=== MATERIAL FOR THIS EXERCISE ===
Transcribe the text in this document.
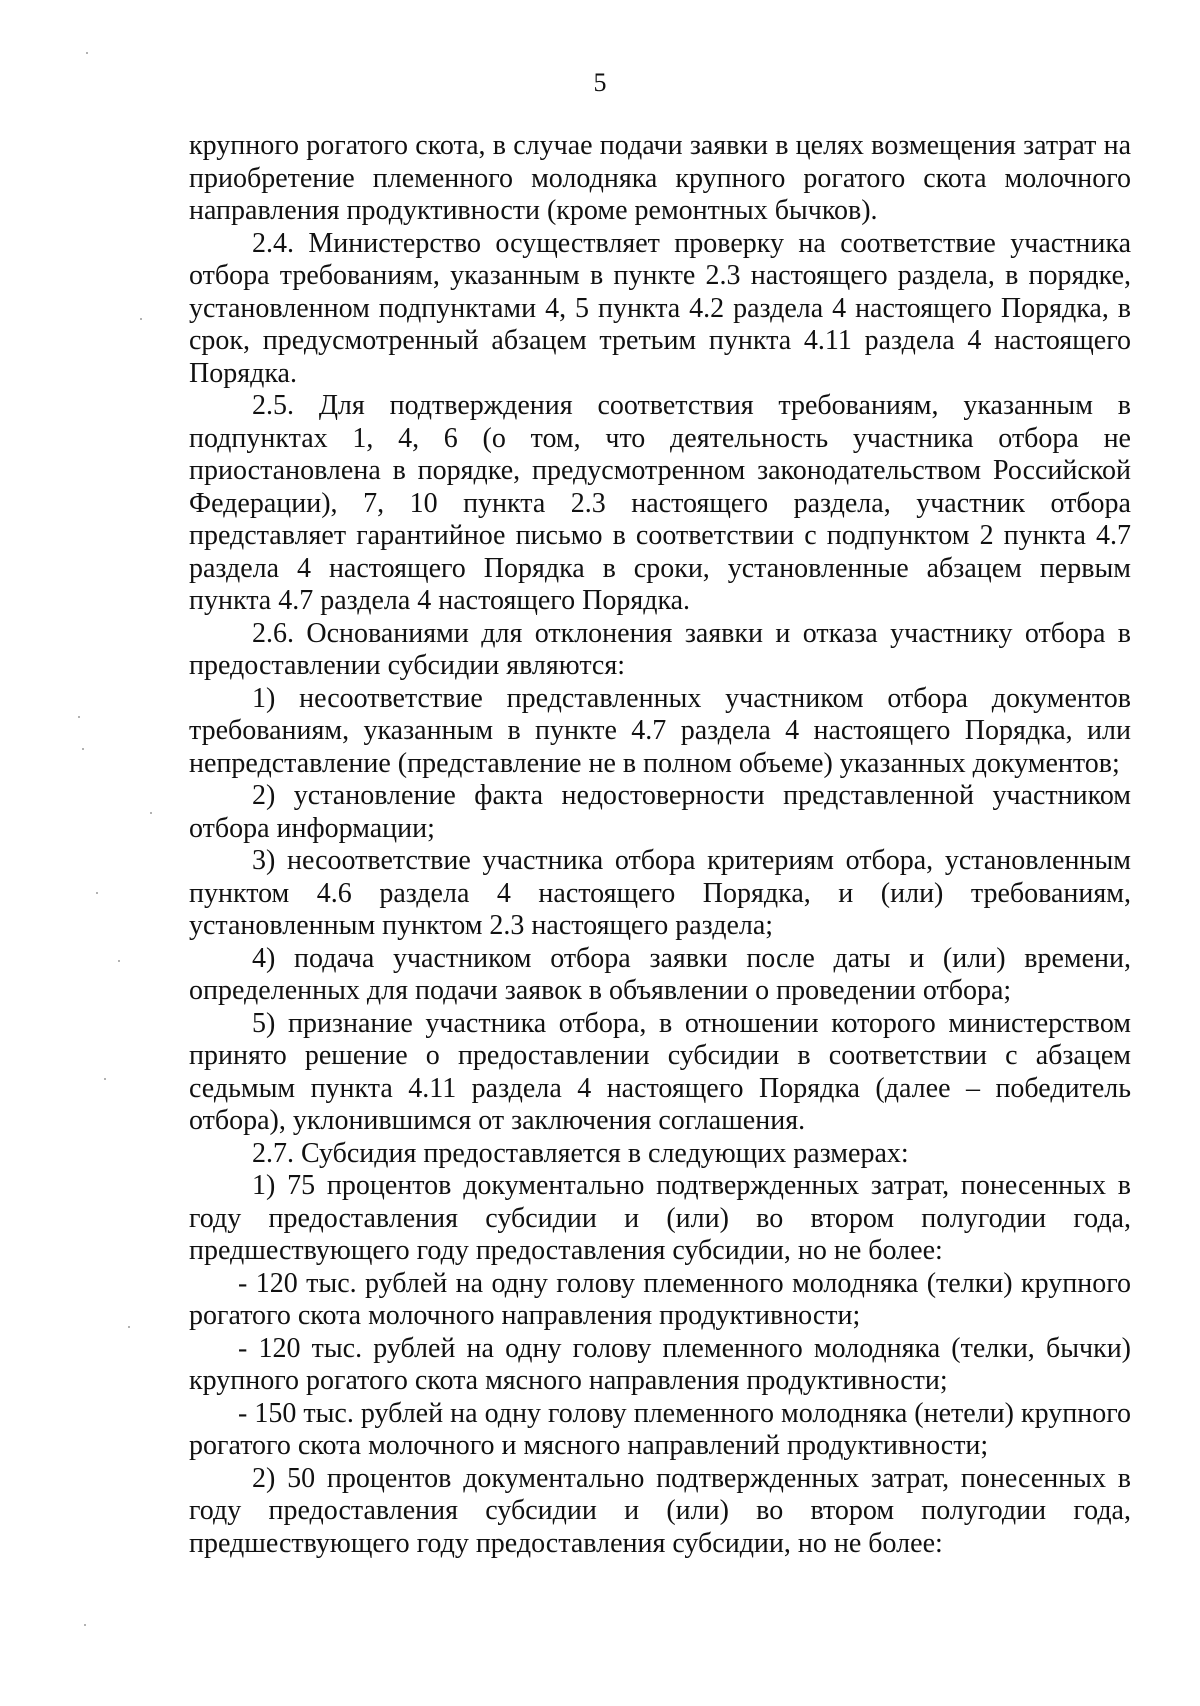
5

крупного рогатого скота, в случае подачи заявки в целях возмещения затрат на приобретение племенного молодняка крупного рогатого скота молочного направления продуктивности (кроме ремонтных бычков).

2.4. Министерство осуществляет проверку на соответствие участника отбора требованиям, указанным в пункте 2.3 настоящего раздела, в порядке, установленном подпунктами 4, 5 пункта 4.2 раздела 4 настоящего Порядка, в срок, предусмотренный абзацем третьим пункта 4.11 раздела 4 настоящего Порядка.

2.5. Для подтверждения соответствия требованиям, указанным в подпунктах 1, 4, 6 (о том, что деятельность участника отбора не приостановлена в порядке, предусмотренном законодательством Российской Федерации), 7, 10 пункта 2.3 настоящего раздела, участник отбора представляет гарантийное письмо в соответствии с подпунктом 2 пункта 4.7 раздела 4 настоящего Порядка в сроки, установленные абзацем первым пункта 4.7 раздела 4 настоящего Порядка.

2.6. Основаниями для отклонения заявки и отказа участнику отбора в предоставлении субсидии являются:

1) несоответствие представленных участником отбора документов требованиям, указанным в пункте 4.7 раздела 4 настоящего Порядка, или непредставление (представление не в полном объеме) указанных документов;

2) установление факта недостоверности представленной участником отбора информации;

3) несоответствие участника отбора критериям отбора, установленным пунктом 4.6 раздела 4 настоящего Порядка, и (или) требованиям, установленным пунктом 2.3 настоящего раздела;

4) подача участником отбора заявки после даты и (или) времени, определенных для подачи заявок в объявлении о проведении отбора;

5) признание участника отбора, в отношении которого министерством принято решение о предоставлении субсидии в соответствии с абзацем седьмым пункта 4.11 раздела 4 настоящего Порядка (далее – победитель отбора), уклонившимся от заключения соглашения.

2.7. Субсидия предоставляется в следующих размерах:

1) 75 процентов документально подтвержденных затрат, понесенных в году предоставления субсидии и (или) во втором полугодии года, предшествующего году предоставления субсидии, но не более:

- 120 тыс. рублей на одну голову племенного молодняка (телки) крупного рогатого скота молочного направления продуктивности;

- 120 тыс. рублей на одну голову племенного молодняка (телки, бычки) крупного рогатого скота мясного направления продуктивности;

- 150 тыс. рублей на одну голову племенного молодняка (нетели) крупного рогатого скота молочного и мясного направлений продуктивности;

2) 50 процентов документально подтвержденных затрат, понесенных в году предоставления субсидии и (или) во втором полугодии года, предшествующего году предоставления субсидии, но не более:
===
=== MATERIAL FOR THIS EXERCISE ===
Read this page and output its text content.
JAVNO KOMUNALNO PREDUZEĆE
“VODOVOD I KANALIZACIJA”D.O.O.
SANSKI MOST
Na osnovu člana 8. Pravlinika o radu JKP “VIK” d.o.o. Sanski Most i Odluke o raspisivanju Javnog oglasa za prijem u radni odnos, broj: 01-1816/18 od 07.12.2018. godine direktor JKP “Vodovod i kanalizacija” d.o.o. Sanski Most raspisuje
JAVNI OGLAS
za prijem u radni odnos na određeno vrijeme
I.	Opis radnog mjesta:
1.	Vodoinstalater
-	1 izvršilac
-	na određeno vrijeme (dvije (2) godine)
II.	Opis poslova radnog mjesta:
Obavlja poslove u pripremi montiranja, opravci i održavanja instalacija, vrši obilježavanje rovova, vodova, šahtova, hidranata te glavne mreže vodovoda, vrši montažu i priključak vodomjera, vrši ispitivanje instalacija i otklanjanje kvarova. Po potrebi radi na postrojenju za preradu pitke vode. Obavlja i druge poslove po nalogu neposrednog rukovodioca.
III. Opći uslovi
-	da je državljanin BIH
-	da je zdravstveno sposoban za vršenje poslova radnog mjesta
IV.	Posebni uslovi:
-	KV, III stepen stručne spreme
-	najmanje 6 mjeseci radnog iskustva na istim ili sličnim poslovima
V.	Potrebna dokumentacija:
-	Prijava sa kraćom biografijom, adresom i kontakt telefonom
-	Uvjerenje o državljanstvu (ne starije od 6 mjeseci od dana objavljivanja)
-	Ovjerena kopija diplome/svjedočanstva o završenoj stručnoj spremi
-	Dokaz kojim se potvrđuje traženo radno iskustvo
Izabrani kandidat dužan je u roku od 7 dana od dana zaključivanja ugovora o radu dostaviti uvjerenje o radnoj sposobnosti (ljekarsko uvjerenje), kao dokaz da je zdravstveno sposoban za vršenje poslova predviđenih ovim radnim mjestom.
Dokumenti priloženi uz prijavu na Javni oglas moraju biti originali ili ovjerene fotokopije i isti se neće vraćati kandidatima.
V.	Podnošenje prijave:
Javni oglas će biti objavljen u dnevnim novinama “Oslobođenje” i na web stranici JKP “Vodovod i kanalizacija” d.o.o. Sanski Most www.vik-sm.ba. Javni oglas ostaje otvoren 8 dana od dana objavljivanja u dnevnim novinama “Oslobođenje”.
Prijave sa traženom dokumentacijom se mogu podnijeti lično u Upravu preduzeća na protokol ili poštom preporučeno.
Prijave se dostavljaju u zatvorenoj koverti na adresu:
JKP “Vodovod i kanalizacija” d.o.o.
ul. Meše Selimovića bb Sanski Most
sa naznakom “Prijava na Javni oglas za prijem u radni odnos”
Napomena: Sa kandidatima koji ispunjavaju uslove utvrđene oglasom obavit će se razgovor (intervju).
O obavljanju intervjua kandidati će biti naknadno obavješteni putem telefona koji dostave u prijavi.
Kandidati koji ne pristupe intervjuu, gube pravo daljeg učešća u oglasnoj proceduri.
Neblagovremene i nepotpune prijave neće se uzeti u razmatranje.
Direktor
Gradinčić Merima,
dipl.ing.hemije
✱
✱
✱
===
GIVEN INSTRUCTION: Copy each line in the data that holds the word "года".

TASK ANSWER:
1) 75 процентов документально подтвержденных затрат, понесенных в году предоставления субсидии и (или) во втором полугодии года, предшествующего году предоставления субсидии, но не более:
2) 50 процентов документально подтвержденных затрат, понесенных в году предоставления субсидии и (или) во втором полугодии года, предшествующего году предоставления субсидии, но не более:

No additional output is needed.